[Data items]
--- Begin ---
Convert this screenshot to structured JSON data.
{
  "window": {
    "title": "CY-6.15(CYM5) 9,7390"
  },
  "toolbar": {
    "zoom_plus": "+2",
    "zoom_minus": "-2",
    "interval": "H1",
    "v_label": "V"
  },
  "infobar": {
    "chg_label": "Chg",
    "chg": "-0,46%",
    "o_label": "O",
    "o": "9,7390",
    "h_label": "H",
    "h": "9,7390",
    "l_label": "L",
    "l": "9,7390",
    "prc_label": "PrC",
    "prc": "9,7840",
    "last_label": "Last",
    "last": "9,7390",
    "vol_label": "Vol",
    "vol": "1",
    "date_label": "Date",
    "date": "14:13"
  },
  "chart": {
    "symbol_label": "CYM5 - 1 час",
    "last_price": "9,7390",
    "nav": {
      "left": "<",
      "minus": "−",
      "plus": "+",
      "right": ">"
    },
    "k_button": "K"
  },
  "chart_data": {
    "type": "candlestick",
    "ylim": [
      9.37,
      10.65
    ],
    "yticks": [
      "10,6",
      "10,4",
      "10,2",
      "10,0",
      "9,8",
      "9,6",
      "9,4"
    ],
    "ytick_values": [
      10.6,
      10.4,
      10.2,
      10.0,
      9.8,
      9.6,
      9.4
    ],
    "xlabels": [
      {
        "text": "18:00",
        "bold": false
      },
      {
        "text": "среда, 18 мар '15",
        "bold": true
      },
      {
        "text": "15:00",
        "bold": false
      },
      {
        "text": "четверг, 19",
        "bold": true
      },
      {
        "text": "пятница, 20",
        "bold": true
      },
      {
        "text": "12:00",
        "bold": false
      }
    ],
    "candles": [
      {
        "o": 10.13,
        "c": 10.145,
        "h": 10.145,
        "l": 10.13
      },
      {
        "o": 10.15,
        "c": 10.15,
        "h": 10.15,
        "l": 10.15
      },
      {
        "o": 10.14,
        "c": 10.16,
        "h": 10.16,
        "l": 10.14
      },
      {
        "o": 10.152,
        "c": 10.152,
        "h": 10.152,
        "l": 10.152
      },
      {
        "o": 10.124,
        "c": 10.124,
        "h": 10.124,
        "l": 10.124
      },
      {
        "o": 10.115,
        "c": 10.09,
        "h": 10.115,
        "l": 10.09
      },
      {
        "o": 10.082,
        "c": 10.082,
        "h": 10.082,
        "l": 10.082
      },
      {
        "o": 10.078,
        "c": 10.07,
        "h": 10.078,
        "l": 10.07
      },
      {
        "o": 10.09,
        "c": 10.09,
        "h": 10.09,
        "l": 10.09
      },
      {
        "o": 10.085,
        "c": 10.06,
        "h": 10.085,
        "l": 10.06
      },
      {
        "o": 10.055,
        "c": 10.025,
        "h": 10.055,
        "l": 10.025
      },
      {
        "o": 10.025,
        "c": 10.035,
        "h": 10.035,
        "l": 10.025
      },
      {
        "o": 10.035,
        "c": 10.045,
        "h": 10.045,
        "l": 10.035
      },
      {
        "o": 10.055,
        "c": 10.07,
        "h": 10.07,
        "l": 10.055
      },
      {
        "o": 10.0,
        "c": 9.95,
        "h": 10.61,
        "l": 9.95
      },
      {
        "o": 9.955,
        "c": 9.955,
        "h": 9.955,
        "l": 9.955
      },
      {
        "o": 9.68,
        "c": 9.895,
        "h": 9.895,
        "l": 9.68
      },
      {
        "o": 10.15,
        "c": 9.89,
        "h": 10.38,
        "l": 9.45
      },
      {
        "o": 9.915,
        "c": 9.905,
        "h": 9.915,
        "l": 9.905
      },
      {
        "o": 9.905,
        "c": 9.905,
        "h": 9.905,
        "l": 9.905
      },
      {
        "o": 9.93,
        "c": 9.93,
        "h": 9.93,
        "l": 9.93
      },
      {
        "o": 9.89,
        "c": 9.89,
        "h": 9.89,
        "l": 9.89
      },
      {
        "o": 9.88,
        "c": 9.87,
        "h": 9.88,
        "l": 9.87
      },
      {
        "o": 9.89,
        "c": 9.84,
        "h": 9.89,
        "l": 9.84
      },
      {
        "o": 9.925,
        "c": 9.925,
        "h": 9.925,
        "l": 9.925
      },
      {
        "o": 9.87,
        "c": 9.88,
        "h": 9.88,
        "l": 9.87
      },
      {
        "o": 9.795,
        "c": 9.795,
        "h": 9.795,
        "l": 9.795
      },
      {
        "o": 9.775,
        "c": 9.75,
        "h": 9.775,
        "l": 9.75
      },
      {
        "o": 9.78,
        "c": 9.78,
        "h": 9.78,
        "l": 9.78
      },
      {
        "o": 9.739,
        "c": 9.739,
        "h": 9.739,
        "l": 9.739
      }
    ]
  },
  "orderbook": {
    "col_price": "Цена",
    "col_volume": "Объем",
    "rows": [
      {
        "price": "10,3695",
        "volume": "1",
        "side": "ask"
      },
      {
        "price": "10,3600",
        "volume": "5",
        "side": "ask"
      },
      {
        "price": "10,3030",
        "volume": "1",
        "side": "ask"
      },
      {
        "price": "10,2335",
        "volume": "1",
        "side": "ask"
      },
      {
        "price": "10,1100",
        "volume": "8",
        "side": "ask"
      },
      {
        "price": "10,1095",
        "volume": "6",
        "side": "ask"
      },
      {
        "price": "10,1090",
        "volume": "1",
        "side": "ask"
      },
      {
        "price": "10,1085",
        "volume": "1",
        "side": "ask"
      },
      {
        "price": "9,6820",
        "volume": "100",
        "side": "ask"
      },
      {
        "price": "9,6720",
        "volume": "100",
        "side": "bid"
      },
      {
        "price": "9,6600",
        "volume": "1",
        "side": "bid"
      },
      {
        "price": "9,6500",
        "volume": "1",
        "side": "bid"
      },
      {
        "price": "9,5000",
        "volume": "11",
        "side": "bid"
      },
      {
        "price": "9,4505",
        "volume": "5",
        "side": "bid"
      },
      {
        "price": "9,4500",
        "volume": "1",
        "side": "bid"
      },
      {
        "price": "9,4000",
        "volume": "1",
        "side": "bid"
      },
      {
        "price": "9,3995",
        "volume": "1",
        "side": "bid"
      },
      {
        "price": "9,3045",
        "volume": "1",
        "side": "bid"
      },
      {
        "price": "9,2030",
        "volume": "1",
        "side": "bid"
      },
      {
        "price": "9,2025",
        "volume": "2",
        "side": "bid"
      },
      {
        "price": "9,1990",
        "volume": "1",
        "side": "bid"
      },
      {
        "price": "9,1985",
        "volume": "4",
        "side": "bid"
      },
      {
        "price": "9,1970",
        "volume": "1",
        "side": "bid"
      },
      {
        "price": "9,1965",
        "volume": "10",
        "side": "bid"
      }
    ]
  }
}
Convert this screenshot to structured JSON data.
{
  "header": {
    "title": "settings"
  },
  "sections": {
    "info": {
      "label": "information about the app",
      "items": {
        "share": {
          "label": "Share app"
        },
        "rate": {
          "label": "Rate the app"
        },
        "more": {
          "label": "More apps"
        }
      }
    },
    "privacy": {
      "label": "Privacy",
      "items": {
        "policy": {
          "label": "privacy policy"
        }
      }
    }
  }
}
--- End ---
- _STATED GOAL_
All of the entries need to be reproduced exactly; please write them out.

- _ANSWER FOR THE TASK_
Convert this screenshot to structured JSON data.
{
  "window": {
    "title": "CY-6.15(CYM5) 9,7390"
  },
  "toolbar": {
    "zoom_plus": "+2",
    "zoom_minus": "-2",
    "interval": "H1",
    "v_label": "V"
  },
  "infobar": {
    "chg_label": "Chg",
    "chg": "-0,46%",
    "o_label": "O",
    "o": "9,7390",
    "h_label": "H",
    "h": "9,7390",
    "l_label": "L",
    "l": "9,7390",
    "prc_label": "PrC",
    "prc": "9,7840",
    "last_label": "Last",
    "last": "9,7390",
    "vol_label": "Vol",
    "vol": "1",
    "date_label": "Date",
    "date": "14:13"
  },
  "chart": {
    "symbol_label": "CYM5 - 1 час",
    "last_price": "9,7390",
    "nav": {
      "left": "<",
      "minus": "−",
      "plus": "+",
      "right": ">"
    },
    "k_button": "K"
  },
  "chart_data": {
    "type": "candlestick",
    "ylim": [
      9.37,
      10.65
    ],
    "yticks": [
      "10,6",
      "10,4",
      "10,2",
      "10,0",
      "9,8",
      "9,6",
      "9,4"
    ],
    "ytick_values": [
      10.6,
      10.4,
      10.2,
      10.0,
      9.8,
      9.6,
      9.4
    ],
    "xlabels": [
      {
        "text": "18:00",
        "bold": false
      },
      {
        "text": "среда, 18 мар '15",
        "bold": true
      },
      {
        "text": "15:00",
        "bold": false
      },
      {
        "text": "четверг, 19",
        "bold": true
      },
      {
        "text": "пятница, 20",
        "bold": true
      },
      {
        "text": "12:00",
        "bold": false
      }
    ],
    "candles": [
      {
        "o": 10.13,
        "c": 10.145,
        "h": 10.145,
        "l": 10.13
      },
      {
        "o": 10.15,
        "c": 10.15,
        "h": 10.15,
        "l": 10.15
      },
      {
        "o": 10.14,
        "c": 10.16,
        "h": 10.16,
        "l": 10.14
      },
      {
        "o": 10.152,
        "c": 10.152,
        "h": 10.152,
        "l": 10.152
      },
      {
        "o": 10.124,
        "c": 10.124,
        "h": 10.124,
        "l": 10.124
      },
      {
        "o": 10.115,
        "c": 10.09,
        "h": 10.115,
        "l": 10.09
      },
      {
        "o": 10.082,
        "c": 10.082,
        "h": 10.082,
        "l": 10.082
      },
      {
        "o": 10.078,
        "c": 10.07,
        "h": 10.078,
        "l": 10.07
      },
      {
        "o": 10.09,
        "c": 10.09,
        "h": 10.09,
        "l": 10.09
      },
      {
        "o": 10.085,
        "c": 10.06,
        "h": 10.085,
        "l": 10.06
      },
      {
        "o": 10.055,
        "c": 10.025,
        "h": 10.055,
        "l": 10.025
      },
      {
        "o": 10.025,
        "c": 10.035,
        "h": 10.035,
        "l": 10.025
      },
      {
        "o": 10.035,
        "c": 10.045,
        "h": 10.045,
        "l": 10.035
      },
      {
        "o": 10.055,
        "c": 10.07,
        "h": 10.07,
        "l": 10.055
      },
      {
        "o": 10.0,
        "c": 9.95,
        "h": 10.61,
        "l": 9.95
      },
      {
        "o": 9.955,
        "c": 9.955,
        "h": 9.955,
        "l": 9.955
      },
      {
        "o": 9.68,
        "c": 9.895,
        "h": 9.895,
        "l": 9.68
      },
      {
        "o": 10.15,
        "c": 9.89,
        "h": 10.38,
        "l": 9.45
      },
      {
        "o": 9.915,
        "c": 9.905,
        "h": 9.915,
        "l": 9.905
      },
      {
        "o": 9.905,
        "c": 9.905,
        "h": 9.905,
        "l": 9.905
      },
      {
        "o": 9.93,
        "c": 9.93,
        "h": 9.93,
        "l": 9.93
      },
      {
        "o": 9.89,
        "c": 9.89,
        "h": 9.89,
        "l": 9.89
      },
      {
        "o": 9.88,
        "c": 9.87,
        "h": 9.88,
        "l": 9.87
      },
      {
        "o": 9.89,
        "c": 9.84,
        "h": 9.89,
        "l": 9.84
      },
      {
        "o": 9.925,
        "c": 9.925,
        "h": 9.925,
        "l": 9.925
      },
      {
        "o": 9.87,
        "c": 9.88,
        "h": 9.88,
        "l": 9.87
      },
      {
        "o": 9.795,
        "c": 9.795,
        "h": 9.795,
        "l": 9.795
      },
      {
        "o": 9.775,
        "c": 9.75,
        "h": 9.775,
        "l": 9.75
      },
      {
        "o": 9.78,
        "c": 9.78,
        "h": 9.78,
        "l": 9.78
      },
      {
        "o": 9.739,
        "c": 9.739,
        "h": 9.739,
        "l": 9.739
      }
    ]
  },
  "orderbook": {
    "col_price": "Цена",
    "col_volume": "Объем",
    "rows": [
      {
        "price": "10,3695",
        "volume": "1",
        "side": "ask"
      },
      {
        "price": "10,3600",
        "volume": "5",
        "side": "ask"
      },
      {
        "price": "10,3030",
        "volume": "1",
        "side": "ask"
      },
      {
        "price": "10,2335",
        "volume": "1",
        "side": "ask"
      },
      {
        "price": "10,1100",
        "volume": "8",
        "side": "ask"
      },
      {
        "price": "10,1095",
        "volume": "6",
        "side": "ask"
      },
      {
        "price": "10,1090",
        "volume": "1",
        "side": "ask"
      },
      {
        "price": "10,1085",
        "volume": "1",
        "side": "ask"
      },
      {
        "price": "9,6820",
        "volume": "100",
        "side": "ask"
      },
      {
        "price": "9,6720",
        "volume": "100",
        "side": "bid"
      },
      {
        "price": "9,6600",
        "volume": "1",
        "side": "bid"
      },
      {
        "price": "9,6500",
        "volume": "1",
        "side": "bid"
      },
      {
        "price": "9,5000",
        "volume": "11",
        "side": "bid"
      },
      {
        "price": "9,4505",
        "volume": "5",
        "side": "bid"
      },
      {
        "price": "9,4500",
        "volume": "1",
        "side": "bid"
      },
      {
        "price": "9,4000",
        "volume": "1",
        "side": "bid"
      },
      {
        "price": "9,3995",
        "volume": "1",
        "side": "bid"
      },
      {
        "price": "9,3045",
        "volume": "1",
        "side": "bid"
      },
      {
        "price": "9,2030",
        "volume": "1",
        "side": "bid"
      },
      {
        "price": "9,2025",
        "volume": "2",
        "side": "bid"
      },
      {
        "price": "9,1990",
        "volume": "1",
        "side": "bid"
      },
      {
        "price": "9,1985",
        "volume": "4",
        "side": "bid"
      },
      {
        "price": "9,1970",
        "volume": "1",
        "side": "bid"
      },
      {
        "price": "9,1965",
        "volume": "10",
        "side": "bid"
      }
    ]
  }
}
Convert this screenshot to structured JSON data.
{
  "header": {
    "title": "settings"
  },
  "sections": {
    "info": {
      "label": "information about the app",
      "items": {
        "share": {
          "label": "Share app"
        },
        "rate": {
          "label": "Rate the app"
        },
        "more": {
          "label": "More apps"
        }
      }
    },
    "privacy": {
      "label": "Privacy",
      "items": {
        "policy": {
          "label": "privacy policy"
        }
      }
    }
  }
}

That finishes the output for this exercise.